===== EXTRACTED DATA
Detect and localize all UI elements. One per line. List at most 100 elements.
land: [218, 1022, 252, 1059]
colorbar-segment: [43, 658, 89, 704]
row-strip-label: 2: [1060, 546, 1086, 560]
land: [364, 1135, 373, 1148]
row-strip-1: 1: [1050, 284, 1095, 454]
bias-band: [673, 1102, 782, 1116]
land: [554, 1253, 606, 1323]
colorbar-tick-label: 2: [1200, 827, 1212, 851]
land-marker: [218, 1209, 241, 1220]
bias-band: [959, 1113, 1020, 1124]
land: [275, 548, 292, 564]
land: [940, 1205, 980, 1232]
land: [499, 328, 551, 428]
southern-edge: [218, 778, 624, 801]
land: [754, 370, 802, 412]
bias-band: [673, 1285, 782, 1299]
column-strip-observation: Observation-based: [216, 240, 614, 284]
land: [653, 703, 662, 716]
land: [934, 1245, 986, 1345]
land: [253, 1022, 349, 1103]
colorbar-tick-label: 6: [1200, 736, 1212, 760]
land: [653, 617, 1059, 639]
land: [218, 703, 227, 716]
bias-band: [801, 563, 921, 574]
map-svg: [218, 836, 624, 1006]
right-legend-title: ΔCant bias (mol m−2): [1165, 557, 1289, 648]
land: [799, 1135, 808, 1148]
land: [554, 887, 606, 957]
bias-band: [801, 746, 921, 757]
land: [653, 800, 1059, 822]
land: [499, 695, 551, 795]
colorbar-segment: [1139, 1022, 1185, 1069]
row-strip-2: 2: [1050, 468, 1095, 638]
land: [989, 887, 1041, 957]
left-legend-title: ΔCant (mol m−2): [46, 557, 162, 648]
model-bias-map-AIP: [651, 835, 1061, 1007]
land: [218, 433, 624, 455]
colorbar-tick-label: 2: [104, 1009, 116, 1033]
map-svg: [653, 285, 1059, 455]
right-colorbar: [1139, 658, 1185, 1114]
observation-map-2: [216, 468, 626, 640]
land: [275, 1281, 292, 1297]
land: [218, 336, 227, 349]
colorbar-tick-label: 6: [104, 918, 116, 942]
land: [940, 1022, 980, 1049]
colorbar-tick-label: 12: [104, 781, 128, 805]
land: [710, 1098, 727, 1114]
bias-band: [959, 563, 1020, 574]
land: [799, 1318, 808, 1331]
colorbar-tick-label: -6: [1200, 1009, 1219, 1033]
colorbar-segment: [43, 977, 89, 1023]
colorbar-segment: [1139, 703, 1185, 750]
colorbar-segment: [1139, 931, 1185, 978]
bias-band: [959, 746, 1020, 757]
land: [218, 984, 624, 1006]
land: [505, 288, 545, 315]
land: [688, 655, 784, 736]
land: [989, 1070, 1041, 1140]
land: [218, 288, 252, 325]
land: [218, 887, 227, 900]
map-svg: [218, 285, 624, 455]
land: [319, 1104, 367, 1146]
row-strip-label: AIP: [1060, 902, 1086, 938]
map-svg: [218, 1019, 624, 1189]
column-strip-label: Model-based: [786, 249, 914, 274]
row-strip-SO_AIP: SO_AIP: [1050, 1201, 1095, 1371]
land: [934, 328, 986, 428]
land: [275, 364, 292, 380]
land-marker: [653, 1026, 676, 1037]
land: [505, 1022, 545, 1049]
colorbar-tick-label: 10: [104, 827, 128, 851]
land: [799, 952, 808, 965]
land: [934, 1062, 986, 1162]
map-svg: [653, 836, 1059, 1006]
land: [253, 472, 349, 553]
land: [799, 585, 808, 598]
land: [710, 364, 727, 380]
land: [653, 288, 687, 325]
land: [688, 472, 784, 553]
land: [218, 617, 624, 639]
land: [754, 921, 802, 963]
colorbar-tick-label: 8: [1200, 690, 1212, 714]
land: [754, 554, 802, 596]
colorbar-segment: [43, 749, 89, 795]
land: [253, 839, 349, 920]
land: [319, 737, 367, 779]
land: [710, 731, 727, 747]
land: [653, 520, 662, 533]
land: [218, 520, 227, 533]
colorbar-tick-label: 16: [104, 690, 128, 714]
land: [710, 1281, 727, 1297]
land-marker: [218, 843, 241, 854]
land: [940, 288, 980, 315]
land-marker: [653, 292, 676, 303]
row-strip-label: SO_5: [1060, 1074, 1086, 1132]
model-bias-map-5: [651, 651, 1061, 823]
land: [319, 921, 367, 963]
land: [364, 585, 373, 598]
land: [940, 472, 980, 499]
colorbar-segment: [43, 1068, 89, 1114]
==========
Count how many lines of the records contain the string "based", and reply with the number only.

2